Provided passage
Skip to main content

Typed, test-first SQL pipelines with local E2E testing

Project description

SQLBuild

Typed, test-first SQL pipelines with local E2E testing.

SQLBuild is a SQL pipeline framework that validates SQL at compile time, blocks bad data before promotion, and runs full E2E tests with no warehouse required.

Key features

  • SQL unit tests that chain across models - Mock your sources, assert on the model you care about, and SQLBuild resolves every intermediate model automatically. One test file can be a full integration test across your pipeline.
  • End-to-end scenarios with local replay - Define coherent fixture worlds, run the real project graph in an isolated warehouse slice, capture JSONL snapshots, and replay them locally through DuckDB for fast CI feedback.
  • Audits that block bad data - Audits run before data reaches the target table. For full table builds, SQLBuild materializes into a staging table and only promotes if audits pass. For incremental models, delta-phase audits validate each batch before DML.
  • Python macros, not Jinja - Macros are real Python functions. Testable, debuggable, and composable with standard tooling.
  • Change-aware incremental rebuilds - Fingerprint-based query change detection, schema diff tracking, and configurable backfill policies with automatic cascade through the DAG.
  • Cursor-based incremental processing - Automatic gap detection and resume. If a model fails for several runs, the next build replays from where it left off. Microbatch mode splits large ranges into configurable batches.
  • User-defined functions - SQL and Python UDFs managed as project resources, with table functions for predicate-pushdown-friendly alternatives to final-layer views.
  • Environment diffs - Compare schemas and row-level data between environments with sqb diff prod:dev.
  • Zero-copy cloning - Branch environments instantly with sqb clone without duplicating data. No manifest.json required.
  • Source loaders - Load external data into source tables with Python functions. Supports incremental write strategies (table, append, delete_insert, merge), cursor-based loading, loader-to-loader dependencies, and concurrent execution. Loaders run automatically during builds.

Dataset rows
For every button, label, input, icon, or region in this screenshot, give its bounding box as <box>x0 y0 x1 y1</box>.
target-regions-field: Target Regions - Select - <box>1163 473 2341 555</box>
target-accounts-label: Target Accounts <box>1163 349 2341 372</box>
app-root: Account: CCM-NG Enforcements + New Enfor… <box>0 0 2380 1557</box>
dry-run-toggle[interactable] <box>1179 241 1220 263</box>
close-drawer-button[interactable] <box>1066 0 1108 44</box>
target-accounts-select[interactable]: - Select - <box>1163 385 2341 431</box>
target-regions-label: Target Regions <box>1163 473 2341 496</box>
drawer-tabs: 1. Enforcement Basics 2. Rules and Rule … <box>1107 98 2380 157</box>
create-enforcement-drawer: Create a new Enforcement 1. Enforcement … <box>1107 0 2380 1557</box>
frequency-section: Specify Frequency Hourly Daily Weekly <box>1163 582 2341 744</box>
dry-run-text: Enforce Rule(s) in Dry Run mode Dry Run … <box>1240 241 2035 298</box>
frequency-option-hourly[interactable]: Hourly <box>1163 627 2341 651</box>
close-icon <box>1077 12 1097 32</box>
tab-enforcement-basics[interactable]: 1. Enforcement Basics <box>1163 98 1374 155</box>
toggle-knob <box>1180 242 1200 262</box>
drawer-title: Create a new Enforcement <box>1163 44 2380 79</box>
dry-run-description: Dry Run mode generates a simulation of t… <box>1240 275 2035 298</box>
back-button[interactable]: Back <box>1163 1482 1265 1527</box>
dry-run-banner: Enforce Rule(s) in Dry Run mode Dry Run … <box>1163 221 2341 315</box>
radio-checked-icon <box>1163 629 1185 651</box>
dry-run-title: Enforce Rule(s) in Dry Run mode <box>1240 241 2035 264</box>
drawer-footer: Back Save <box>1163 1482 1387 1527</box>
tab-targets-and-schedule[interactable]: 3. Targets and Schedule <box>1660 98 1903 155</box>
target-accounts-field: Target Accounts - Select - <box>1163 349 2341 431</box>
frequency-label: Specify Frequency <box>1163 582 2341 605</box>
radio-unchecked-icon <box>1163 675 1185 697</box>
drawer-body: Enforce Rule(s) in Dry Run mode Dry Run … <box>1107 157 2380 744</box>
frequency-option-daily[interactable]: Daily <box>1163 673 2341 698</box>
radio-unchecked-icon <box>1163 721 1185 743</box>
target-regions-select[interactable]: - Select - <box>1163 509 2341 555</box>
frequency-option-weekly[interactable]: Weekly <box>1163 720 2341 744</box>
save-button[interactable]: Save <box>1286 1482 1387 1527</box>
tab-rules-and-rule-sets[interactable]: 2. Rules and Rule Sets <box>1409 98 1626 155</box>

Exercise instructions
1 – Repeat the SQLBuild project description word for word from "Key features" to "batch before DML.".
2 – Answer these questions using the SQLBuild project description:
(a) Through what are captured JSONL snapshots replayed locally?
(b) Which command compares schemas and row-level data between environments?
(c) What four incremental write strategies do source loaders support?
3 – Please write the next part of the SQLBuild project description, starting after its last line.

Solved problems
1 –
Key features

  • SQL unit tests that chain across models - Mock your sources, assert on the model you care about, and SQLBuild resolves every intermediate model automatically. One test file can be a full integration test across your pipeline.
  • End-to-end scenarios with local replay - Define coherent fixture worlds, run the real project graph in an isolated warehouse slice, capture JSONL snapshots, and replay them locally through DuckDB for fast CI feedback.
  • Audits that block bad data - Audits run before data reaches the target table. For full table builds, SQLBuild materializes into a staging table and only promotes if audits pass. For incremental models, delta-phase audits validate each batch before DML.

2 –
(a) DuckDB
(b) sqb diff prod:dev
(c) table, append, delete_insert, and merge

3 –
  • Custom materializations - Write materialization logic in Python with full framework integration, including audit hooks, schema change signals, and query change detection.
  • Path-between selectors - --select fact_orders~daily_activity_rollup selects every model on the shortest path between two nodes.
  • Advanced virtual environments - Optional state-backed workflows for low-copy branching, promotion, and rollback when your team is ready to operate a shared state store.

Quick start

pip install sqlbuild
# or
uv pip install sqlbuild

Create and run the playground project:

sqb playground waffle-shop
cd waffle-shop
sqb plan
sqb build
sqb test
sqb scenario test

How it works

  1. Define your models as SQL files with MODEL() headers that declare configuration, schema, and audits inline
  2. Compile to resolve references, validate SQL, infer column types, check contracts, and compute column lineage - all offline
  3. Plan what needs to change based on fingerprints, schema diffs, and backfill policies
  4. Build by executing the plan: materializing models, validating data before promotion, and ensuring bad data never reaches production
  5. Test with chained unit tests, E2E scenario tests, and local replay through DuckDB - no warehouse required

Example

A simple staging model:

MODEL (
  materialized view,
  tags [staging],
);

SELECT
  id AS order_id,
  customer_id,
  ordered_at,
  status
FROM __source("raw__orders")

An incremental model with microbatch processing:

MODEL (
  materialized incremental,
  incremental_strategy delete_insert,
  cursor activity_hour,
  cursor_type timestamp,
  cursor_grain hour,
  cursor_inputs (
    fact_orders ordered_at,
  ),
  incremental_mode microbatch,
  batch_size 1d,
  tags [marts],
  post_hook ["grant select on @@CTX:target.qualified to role analytics"],
);

SELECT
  DATE_TRUNC('hour', o.ordered_at) AS activity_hour,
  COUNT(*) AS orders_placed,
  SUM(o.quantity) AS waffles_ordered
FROM __ref("fact_orders") o
GROUP BY DATE_TRUNC('hour', o.ordered_at)

A chained unit test:

TEST();

WITH
__source__raw__orders AS (
  @mock_orders()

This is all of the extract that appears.